● **TASK GOAL**
Copy every line in the records below that contains the word "page".

+ + + + + + +

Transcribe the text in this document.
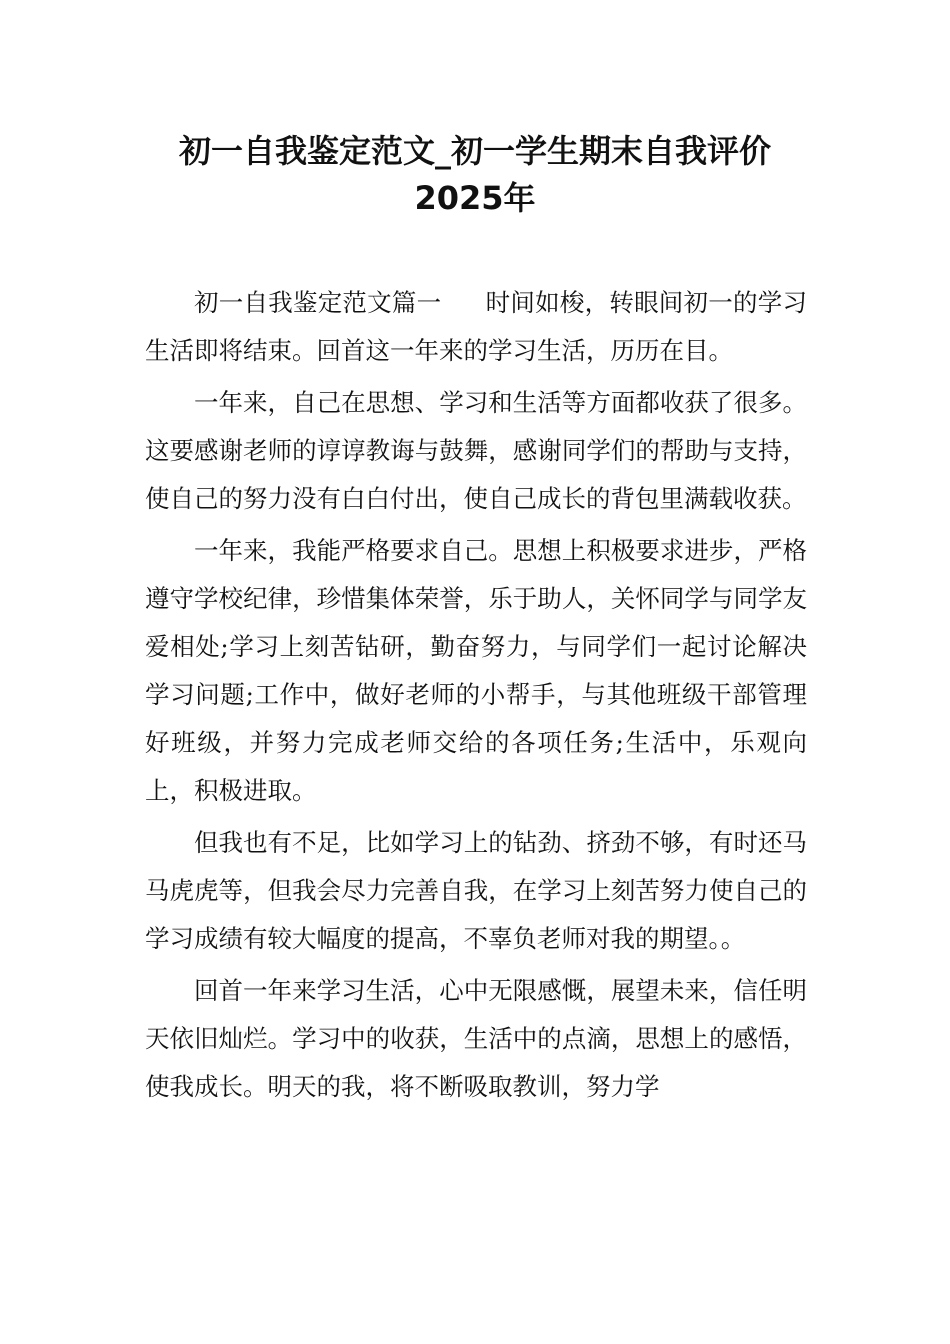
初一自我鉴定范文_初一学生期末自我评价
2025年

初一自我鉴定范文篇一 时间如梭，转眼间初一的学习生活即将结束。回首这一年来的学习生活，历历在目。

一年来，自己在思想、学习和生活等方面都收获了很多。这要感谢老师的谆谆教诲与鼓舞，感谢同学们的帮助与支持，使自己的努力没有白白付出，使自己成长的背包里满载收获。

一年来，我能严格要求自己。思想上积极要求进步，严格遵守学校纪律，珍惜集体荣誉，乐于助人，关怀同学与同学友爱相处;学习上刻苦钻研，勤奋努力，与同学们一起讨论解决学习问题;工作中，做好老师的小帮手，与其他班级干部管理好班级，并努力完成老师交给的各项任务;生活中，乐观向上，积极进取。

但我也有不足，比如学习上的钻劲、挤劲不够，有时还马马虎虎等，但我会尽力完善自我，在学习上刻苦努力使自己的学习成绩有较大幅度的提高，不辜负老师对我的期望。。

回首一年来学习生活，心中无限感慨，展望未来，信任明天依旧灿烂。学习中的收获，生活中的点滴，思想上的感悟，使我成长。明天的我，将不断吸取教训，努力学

+ + + + + + +

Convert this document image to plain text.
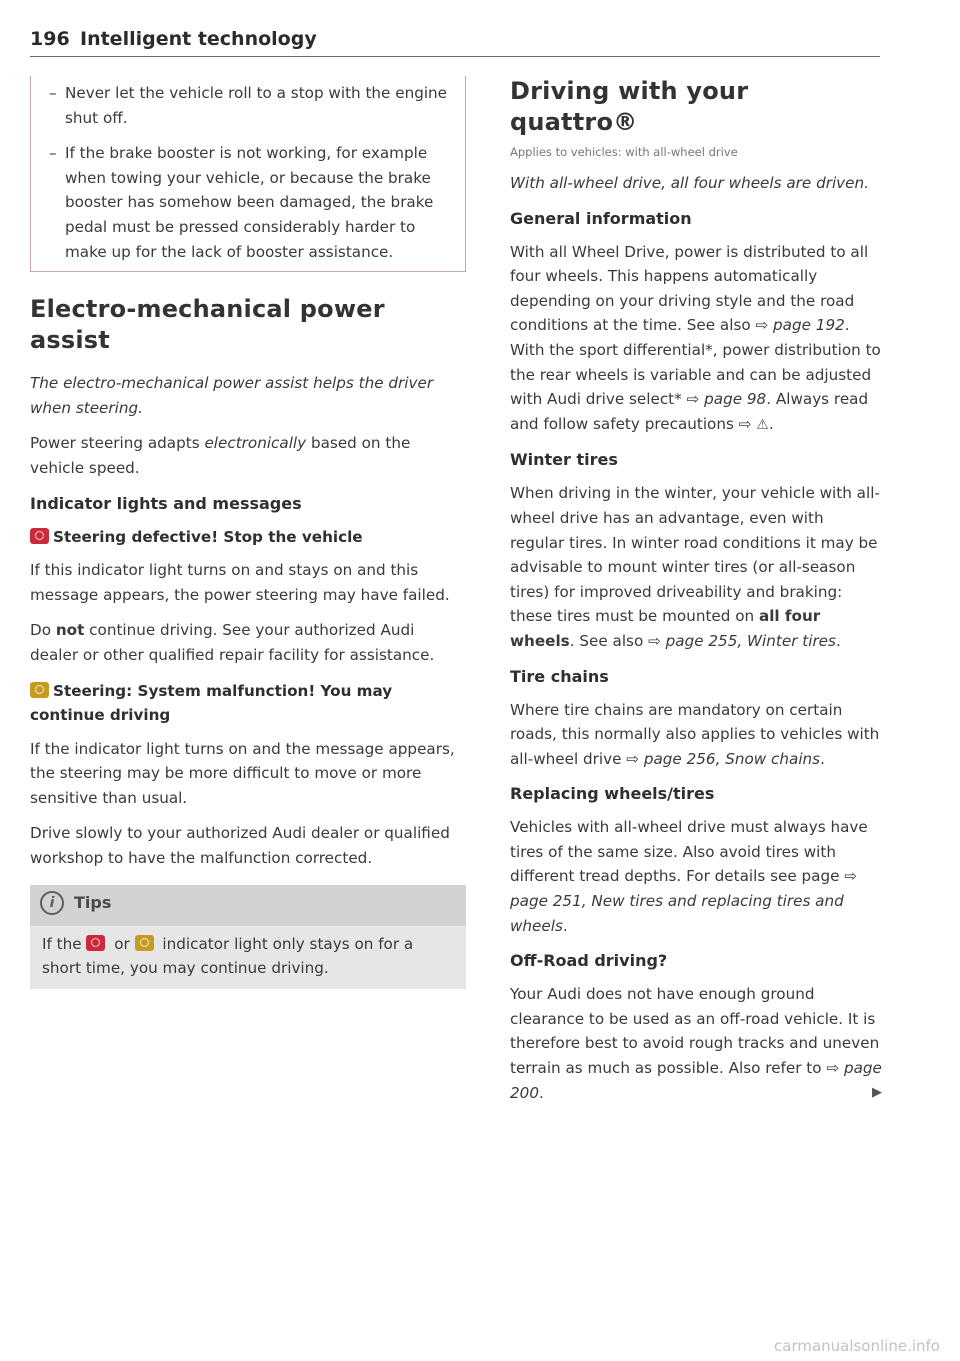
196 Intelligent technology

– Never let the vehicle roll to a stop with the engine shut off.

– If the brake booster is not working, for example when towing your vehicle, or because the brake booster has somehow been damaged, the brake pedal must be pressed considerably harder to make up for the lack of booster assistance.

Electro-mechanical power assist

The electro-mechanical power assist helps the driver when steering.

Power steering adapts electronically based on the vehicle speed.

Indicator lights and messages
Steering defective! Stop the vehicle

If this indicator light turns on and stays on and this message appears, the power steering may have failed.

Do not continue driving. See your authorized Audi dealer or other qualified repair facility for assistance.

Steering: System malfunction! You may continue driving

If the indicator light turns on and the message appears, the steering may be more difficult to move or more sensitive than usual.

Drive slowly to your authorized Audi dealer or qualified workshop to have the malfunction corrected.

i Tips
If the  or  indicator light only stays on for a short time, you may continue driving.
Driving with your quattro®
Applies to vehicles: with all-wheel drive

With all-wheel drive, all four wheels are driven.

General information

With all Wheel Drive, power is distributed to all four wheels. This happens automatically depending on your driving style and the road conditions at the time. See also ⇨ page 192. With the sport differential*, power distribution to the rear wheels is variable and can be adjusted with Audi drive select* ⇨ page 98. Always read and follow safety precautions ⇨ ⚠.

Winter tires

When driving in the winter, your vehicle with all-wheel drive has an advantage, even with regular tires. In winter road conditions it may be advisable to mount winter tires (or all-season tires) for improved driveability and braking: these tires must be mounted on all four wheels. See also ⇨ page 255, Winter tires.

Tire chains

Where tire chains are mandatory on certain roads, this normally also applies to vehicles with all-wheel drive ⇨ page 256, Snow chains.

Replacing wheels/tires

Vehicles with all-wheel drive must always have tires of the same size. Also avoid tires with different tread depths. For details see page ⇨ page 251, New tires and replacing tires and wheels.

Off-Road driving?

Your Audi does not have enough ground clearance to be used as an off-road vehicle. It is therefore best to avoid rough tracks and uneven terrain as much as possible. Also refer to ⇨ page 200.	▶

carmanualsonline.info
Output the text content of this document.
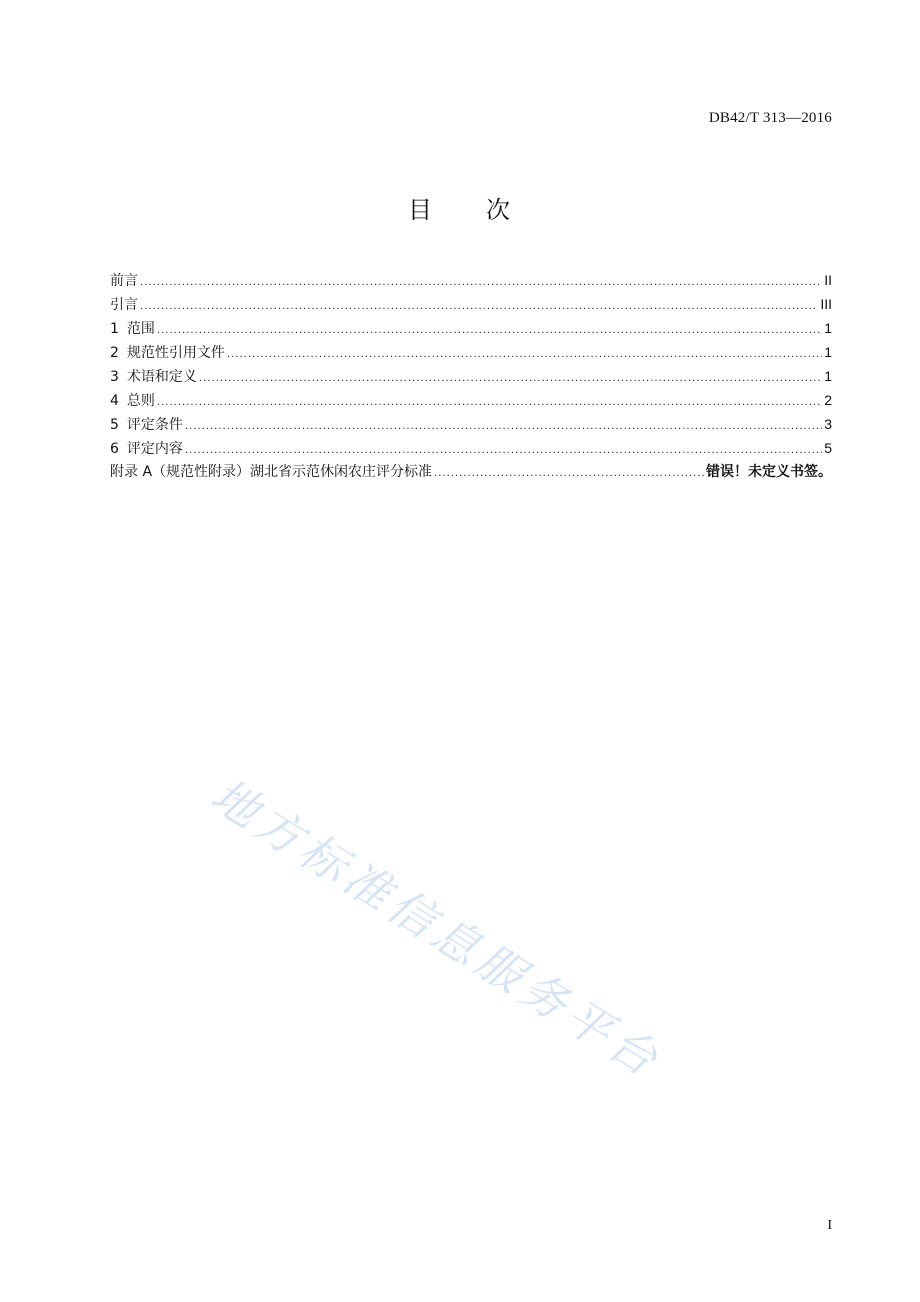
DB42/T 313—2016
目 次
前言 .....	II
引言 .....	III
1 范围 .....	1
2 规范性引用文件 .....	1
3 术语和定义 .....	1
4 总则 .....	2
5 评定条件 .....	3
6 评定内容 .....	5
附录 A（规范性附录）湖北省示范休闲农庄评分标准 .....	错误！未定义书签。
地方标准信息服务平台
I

+ + + + + + +

● **TASK OUTPUT**
With all Wheel Drive, power is distributed to all four wheels. This happens automatically depending on your driving style and the road conditions at the time. See also ⇨ page 192. With the sport differential*, power distribution to the rear wheels is variable and can be adjusted with Audi drive select* ⇨ page 98. Always read and follow safety precautions ⇨ ⚠.
When driving in the winter, your vehicle with all-wheel drive has an advantage, even with regular tires. In winter road conditions it may be advisable to mount winter tires (or all-season tires) for improved driveability and braking: these tires must be mounted on all four wheels. See also ⇨ page 255, Winter tires.
Where tire chains are mandatory on certain roads, this normally also applies to vehicles with all-wheel drive ⇨ page 256, Snow chains.
Vehicles with all-wheel drive must always have tires of the same size. Also avoid tires with different tread depths. For details see page ⇨ page 251, New tires and replacing tires and wheels.
Your Audi does not have enough ground clearance to be used as an off-road vehicle. It is therefore best to avoid rough tracks and uneven terrain as much as possible. Also refer to ⇨ page 200.	▶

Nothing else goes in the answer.